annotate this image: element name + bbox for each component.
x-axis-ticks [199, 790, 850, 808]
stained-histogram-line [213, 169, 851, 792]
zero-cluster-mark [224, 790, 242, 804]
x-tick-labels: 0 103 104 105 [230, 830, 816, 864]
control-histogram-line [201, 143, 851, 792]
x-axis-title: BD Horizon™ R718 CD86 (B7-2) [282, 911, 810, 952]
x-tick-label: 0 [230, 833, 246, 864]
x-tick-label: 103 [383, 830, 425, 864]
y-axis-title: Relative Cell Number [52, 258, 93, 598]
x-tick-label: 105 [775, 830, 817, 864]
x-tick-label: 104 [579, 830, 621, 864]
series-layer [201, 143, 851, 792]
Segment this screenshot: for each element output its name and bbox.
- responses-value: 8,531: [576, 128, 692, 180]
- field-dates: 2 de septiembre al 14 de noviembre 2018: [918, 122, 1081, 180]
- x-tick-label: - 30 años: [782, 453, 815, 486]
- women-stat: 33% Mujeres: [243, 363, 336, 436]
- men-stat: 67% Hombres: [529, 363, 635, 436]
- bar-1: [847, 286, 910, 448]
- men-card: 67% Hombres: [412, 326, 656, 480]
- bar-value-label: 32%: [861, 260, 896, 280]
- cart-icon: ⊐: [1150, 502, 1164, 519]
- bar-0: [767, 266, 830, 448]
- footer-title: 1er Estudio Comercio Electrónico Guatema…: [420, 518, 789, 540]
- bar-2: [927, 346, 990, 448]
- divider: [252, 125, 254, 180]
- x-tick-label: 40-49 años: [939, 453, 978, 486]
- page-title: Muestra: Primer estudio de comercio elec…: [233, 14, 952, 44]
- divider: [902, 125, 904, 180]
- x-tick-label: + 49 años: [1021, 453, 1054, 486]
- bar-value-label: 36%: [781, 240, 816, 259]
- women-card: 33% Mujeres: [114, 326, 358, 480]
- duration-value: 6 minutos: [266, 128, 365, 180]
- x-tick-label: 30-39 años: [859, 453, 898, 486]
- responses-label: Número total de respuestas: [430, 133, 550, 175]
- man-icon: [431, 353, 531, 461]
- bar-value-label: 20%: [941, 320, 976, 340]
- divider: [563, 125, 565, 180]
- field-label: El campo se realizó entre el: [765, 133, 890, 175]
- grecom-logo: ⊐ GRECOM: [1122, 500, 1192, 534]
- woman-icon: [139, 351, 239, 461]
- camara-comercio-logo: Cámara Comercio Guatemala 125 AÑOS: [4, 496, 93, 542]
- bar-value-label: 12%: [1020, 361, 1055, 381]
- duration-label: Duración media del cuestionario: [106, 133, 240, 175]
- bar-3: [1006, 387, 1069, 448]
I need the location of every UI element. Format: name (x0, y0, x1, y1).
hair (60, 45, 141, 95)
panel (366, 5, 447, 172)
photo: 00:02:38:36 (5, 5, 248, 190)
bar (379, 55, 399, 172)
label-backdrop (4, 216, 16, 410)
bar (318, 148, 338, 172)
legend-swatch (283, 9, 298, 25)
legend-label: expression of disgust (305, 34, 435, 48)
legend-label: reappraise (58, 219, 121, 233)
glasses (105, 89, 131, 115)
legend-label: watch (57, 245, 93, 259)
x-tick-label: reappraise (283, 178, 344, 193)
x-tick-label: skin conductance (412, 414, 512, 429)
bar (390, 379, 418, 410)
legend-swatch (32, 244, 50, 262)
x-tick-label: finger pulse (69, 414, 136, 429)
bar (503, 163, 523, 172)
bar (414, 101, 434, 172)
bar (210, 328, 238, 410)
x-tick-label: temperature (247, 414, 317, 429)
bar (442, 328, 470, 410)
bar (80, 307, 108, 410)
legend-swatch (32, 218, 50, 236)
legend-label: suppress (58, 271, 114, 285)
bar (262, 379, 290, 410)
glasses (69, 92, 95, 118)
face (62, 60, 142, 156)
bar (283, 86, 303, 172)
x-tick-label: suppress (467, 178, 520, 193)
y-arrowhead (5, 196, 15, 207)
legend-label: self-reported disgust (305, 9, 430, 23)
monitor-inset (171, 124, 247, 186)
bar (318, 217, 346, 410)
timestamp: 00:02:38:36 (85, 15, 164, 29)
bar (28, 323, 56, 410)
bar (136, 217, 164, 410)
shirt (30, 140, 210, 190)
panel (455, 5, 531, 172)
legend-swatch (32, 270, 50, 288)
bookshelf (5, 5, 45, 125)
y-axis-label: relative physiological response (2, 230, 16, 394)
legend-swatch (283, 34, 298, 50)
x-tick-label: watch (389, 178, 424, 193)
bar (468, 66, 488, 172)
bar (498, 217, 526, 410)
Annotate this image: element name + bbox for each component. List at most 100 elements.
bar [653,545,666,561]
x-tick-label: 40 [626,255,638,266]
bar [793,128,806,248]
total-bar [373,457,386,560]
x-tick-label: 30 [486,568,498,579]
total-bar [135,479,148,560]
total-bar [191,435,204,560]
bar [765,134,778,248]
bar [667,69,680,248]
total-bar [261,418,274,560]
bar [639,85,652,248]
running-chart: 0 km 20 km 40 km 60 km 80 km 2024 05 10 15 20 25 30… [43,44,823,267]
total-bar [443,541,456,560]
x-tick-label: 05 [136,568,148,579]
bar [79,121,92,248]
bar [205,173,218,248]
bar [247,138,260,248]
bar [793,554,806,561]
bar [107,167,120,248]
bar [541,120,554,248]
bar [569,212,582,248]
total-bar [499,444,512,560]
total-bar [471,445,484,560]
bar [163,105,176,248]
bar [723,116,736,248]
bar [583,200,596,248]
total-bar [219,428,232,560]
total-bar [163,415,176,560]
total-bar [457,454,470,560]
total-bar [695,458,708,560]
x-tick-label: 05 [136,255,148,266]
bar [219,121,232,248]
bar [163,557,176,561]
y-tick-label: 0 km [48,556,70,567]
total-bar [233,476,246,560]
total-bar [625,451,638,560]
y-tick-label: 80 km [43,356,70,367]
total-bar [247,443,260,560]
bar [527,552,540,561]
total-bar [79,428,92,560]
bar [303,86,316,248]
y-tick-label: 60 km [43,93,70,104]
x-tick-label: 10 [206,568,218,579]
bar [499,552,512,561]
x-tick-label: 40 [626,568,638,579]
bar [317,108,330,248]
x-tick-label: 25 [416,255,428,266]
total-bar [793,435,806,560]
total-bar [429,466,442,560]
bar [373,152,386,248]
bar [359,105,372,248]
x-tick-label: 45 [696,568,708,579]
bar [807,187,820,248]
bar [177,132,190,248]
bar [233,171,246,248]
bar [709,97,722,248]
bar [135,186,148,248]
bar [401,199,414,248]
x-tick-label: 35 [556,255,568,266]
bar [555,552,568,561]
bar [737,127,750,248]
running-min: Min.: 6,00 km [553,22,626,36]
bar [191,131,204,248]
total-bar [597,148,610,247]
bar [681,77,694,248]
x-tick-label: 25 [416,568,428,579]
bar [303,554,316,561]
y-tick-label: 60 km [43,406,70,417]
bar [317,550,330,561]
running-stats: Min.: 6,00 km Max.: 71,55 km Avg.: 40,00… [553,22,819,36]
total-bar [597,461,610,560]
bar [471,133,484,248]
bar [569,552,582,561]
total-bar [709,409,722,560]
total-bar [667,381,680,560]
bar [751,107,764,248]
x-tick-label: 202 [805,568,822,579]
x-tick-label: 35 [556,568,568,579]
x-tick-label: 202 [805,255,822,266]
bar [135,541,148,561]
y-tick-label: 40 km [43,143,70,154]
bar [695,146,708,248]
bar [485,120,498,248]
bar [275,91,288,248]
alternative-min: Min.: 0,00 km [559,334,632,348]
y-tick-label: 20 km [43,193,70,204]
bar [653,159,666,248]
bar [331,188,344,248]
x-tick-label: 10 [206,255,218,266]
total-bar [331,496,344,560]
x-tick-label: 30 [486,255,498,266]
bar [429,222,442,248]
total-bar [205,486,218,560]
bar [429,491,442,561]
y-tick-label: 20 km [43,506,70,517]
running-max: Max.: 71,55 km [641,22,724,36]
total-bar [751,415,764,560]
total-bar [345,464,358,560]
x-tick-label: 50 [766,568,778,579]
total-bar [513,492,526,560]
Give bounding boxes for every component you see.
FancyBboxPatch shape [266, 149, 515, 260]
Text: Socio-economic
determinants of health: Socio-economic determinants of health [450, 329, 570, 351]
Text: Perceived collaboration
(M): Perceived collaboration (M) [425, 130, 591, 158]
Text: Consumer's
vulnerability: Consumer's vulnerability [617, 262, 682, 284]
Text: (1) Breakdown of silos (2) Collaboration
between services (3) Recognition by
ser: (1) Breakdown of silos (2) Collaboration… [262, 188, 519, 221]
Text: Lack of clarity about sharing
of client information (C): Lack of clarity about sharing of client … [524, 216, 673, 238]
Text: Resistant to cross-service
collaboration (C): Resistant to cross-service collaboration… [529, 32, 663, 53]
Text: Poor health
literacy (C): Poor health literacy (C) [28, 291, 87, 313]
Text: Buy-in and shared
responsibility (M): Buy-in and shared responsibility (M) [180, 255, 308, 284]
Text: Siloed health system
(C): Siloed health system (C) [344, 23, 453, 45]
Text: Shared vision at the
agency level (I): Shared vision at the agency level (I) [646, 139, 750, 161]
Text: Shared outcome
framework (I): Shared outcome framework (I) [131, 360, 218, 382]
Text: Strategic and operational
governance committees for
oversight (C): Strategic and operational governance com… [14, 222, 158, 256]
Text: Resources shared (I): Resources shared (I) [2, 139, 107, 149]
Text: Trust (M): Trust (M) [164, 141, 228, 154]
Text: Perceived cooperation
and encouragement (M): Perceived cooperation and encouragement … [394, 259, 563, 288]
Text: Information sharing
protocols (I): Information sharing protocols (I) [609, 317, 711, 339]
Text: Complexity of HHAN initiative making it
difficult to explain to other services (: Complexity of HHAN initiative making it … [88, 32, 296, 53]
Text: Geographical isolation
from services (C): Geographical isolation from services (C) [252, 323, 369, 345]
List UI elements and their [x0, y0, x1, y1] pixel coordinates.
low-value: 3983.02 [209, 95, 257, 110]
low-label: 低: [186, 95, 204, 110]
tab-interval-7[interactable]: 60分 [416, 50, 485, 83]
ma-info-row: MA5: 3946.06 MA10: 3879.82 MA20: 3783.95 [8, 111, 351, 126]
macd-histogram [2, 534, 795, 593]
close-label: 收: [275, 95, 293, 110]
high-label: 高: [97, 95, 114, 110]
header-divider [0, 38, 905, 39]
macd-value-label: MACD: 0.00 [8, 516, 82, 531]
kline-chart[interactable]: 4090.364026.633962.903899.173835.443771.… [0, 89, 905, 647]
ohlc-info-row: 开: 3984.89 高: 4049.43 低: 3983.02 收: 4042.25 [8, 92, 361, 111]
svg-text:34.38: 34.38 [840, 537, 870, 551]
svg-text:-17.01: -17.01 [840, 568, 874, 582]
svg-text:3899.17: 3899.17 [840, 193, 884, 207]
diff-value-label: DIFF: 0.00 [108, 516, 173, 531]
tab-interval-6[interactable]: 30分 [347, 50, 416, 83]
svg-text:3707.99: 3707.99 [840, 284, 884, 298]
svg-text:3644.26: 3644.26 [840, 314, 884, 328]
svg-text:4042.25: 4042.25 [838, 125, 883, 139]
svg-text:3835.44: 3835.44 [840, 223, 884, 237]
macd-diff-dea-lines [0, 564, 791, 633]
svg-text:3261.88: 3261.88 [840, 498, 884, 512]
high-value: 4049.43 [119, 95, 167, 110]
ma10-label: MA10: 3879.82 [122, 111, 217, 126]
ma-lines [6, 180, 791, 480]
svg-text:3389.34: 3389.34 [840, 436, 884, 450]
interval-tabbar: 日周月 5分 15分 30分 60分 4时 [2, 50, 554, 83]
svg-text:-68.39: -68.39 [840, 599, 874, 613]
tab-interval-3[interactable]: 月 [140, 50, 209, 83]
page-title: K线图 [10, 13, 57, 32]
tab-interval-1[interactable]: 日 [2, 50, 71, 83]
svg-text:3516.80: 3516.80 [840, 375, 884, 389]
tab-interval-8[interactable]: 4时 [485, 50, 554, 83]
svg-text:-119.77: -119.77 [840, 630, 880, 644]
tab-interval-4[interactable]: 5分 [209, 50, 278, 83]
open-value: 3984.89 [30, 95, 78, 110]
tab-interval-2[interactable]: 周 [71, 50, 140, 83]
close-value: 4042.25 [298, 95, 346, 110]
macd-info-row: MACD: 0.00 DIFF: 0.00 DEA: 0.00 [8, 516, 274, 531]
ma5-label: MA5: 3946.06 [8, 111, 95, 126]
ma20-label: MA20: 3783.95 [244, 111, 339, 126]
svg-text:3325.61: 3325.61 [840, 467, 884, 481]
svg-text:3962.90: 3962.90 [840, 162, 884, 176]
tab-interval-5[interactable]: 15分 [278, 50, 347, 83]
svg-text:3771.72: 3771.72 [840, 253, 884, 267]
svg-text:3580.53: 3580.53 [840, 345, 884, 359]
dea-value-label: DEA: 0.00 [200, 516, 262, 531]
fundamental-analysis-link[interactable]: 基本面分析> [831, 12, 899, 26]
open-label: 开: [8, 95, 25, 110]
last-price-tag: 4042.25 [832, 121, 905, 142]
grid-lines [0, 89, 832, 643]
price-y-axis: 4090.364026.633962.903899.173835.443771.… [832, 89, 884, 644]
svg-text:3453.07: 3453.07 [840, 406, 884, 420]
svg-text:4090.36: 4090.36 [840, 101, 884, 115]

### Your objective
Can you quote the items word for word, beginning with the very first line and stopping after the line that contains "x-tick-label: 0 [230, 833, 246, 864]"?

### Finished task
annotate this image: element name + bbox for each component.
x-axis-ticks [199, 790, 850, 808]
stained-histogram-line [213, 169, 851, 792]
zero-cluster-mark [224, 790, 242, 804]
x-tick-labels: 0 103 104 105 [230, 830, 816, 864]
control-histogram-line [201, 143, 851, 792]
x-axis-title: BD Horizon™ R718 CD86 (B7-2) [282, 911, 810, 952]
x-tick-label: 0 [230, 833, 246, 864]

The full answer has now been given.